*TASK DETAILS*:
Write out the material again word for word, dropping any images it holds.

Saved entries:
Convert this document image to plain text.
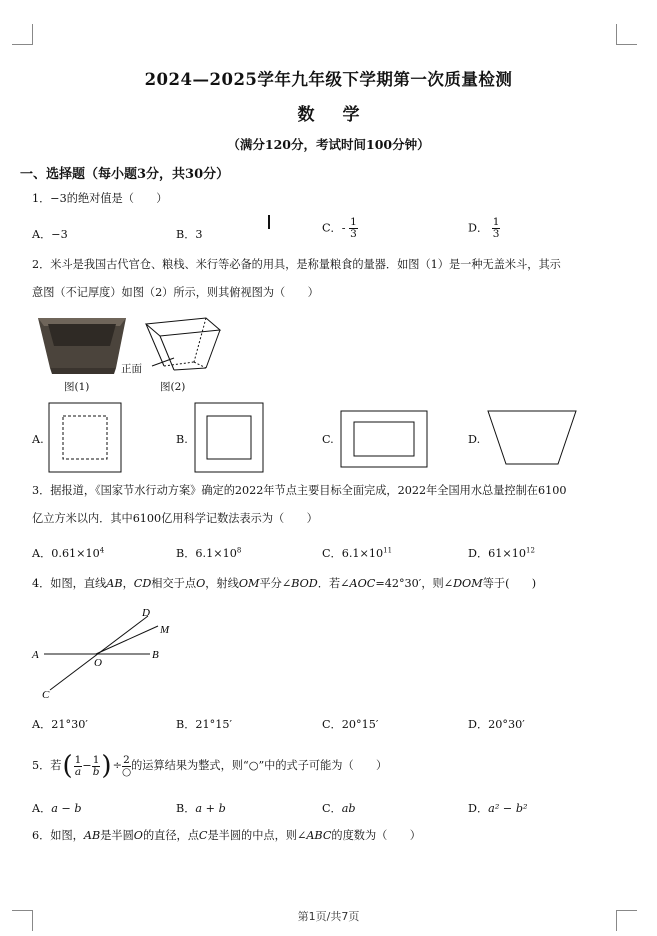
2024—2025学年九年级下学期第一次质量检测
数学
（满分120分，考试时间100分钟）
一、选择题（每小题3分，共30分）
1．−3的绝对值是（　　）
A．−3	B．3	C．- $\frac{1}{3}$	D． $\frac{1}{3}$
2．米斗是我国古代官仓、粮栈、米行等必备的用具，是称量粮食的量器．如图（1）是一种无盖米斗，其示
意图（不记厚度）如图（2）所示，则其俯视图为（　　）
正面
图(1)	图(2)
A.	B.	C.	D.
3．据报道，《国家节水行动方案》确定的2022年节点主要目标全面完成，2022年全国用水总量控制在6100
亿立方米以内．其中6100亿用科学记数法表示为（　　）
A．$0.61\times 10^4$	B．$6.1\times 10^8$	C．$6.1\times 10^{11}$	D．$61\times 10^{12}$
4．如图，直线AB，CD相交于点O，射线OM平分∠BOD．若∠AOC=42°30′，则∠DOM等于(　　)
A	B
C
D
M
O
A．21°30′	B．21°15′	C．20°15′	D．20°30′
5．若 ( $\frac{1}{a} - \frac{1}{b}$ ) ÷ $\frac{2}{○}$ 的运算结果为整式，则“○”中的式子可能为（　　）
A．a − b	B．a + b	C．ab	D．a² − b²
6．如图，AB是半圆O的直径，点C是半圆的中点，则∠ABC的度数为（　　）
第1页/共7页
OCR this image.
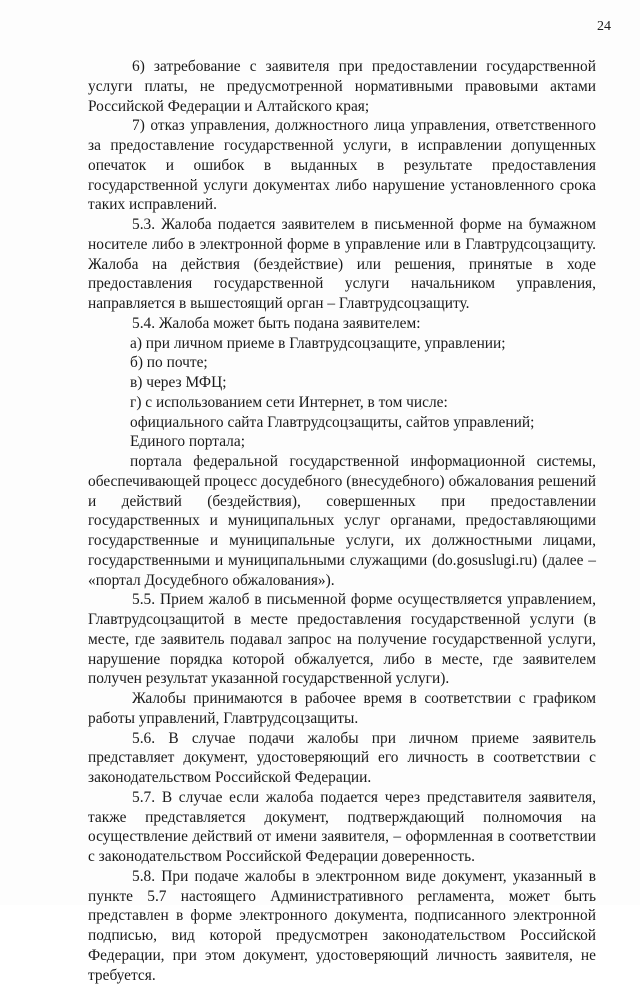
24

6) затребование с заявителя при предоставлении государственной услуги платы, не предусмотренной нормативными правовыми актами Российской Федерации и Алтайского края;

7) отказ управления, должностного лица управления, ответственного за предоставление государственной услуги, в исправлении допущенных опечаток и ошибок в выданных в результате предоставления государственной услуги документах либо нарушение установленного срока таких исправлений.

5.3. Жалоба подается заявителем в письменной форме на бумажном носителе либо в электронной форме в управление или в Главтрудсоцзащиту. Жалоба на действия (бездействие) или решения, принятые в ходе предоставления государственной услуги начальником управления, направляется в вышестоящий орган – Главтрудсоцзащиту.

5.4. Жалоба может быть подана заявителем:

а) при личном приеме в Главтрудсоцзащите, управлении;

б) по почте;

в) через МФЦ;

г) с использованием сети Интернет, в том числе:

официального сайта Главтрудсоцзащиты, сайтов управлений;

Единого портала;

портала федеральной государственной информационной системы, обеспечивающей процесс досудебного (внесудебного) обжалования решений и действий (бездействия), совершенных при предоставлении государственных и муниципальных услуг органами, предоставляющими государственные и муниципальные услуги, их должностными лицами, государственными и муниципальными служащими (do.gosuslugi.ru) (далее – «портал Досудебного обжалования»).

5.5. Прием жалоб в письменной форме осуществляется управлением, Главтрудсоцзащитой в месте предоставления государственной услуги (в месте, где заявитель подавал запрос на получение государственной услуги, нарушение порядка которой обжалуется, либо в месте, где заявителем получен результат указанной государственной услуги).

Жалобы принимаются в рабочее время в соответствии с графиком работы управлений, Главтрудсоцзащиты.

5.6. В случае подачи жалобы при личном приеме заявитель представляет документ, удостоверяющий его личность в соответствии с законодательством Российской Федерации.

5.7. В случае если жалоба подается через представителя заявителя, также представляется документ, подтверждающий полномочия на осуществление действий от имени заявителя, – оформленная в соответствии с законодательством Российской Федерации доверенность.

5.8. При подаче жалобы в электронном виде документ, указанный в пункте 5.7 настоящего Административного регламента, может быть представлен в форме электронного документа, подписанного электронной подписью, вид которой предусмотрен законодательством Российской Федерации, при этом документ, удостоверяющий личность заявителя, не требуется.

*WRITTEN RESPONSE*:
Convert this document image to plain text.
2024—2025学年九年级下学期第一次质量检测
数学
（满分120分，考试时间100分钟）
一、选择题（每小题3分，共30分）
1．−3的绝对值是（　　）
A．−3	B．3	C．- $\frac{1}{3}$	D． $\frac{1}{3}$
2．米斗是我国古代官仓、粮栈、米行等必备的用具，是称量粮食的量器．如图（1）是一种无盖米斗，其示
意图（不记厚度）如图（2）所示，则其俯视图为（　　）
正面
图(1)	图(2)
A.	B.	C.	D.
3．据报道，《国家节水行动方案》确定的2022年节点主要目标全面完成，2022年全国用水总量控制在6100
亿立方米以内．其中6100亿用科学记数法表示为（　　）
A．$0.61\times 10^4$	B．$6.1\times 10^8$	C．$6.1\times 10^{11}$	D．$61\times 10^{12}$
4．如图，直线AB，CD相交于点O，射线OM平分∠BOD．若∠AOC=42°30′，则∠DOM等于(　　)
A	B
C
D
M
O
A．21°30′	B．21°15′	C．20°15′	D．20°30′
5．若 ( $\frac{1}{a} - \frac{1}{b}$ ) ÷ $\frac{2}{○}$ 的运算结果为整式，则“○”中的式子可能为（　　）
A．a − b	B．a + b	C．ab	D．a² − b²
6．如图，AB是半圆O的直径，点C是半圆的中点，则∠ABC的度数为（　　）
第1页/共7页
OCR this image.
24

6) затребование с заявителя при предоставлении государственной услуги платы, не предусмотренной нормативными правовыми актами Российской Федерации и Алтайского края;

7) отказ управления, должностного лица управления, ответственного за предоставление государственной услуги, в исправлении допущенных опечаток и ошибок в выданных в результате предоставления государственной услуги документах либо нарушение установленного срока таких исправлений.

5.3. Жалоба подается заявителем в письменной форме на бумажном носителе либо в электронной форме в управление или в Главтрудсоцзащиту. Жалоба на действия (бездействие) или решения, принятые в ходе предоставления государственной услуги начальником управления, направляется в вышестоящий орган – Главтрудсоцзащиту.

5.4. Жалоба может быть подана заявителем:

а) при личном приеме в Главтрудсоцзащите, управлении;

б) по почте;

в) через МФЦ;

г) с использованием сети Интернет, в том числе:

официального сайта Главтрудсоцзащиты, сайтов управлений;

Единого портала;

портала федеральной государственной информационной системы, обеспечивающей процесс досудебного (внесудебного) обжалования решений и действий (бездействия), совершенных при предоставлении государственных и муниципальных услуг органами, предоставляющими государственные и муниципальные услуги, их должностными лицами, государственными и муниципальными служащими (do.gosuslugi.ru) (далее – «портал Досудебного обжалования»).

5.5. Прием жалоб в письменной форме осуществляется управлением, Главтрудсоцзащитой в месте предоставления государственной услуги (в месте, где заявитель подавал запрос на получение государственной услуги, нарушение порядка которой обжалуется, либо в месте, где заявителем получен результат указанной государственной услуги).

Жалобы принимаются в рабочее время в соответствии с графиком работы управлений, Главтрудсоцзащиты.

5.6. В случае подачи жалобы при личном приеме заявитель представляет документ, удостоверяющий его личность в соответствии с законодательством Российской Федерации.

5.7. В случае если жалоба подается через представителя заявителя, также представляется документ, подтверждающий полномочия на осуществление действий от имени заявителя, – оформленная в соответствии с законодательством Российской Федерации доверенность.

5.8. При подаче жалобы в электронном виде документ, указанный в пункте 5.7 настоящего Административного регламента, может быть представлен в форме электронного документа, подписанного электронной подписью, вид которой предусмотрен законодательством Российской Федерации, при этом документ, удостоверяющий личность заявителя, не требуется.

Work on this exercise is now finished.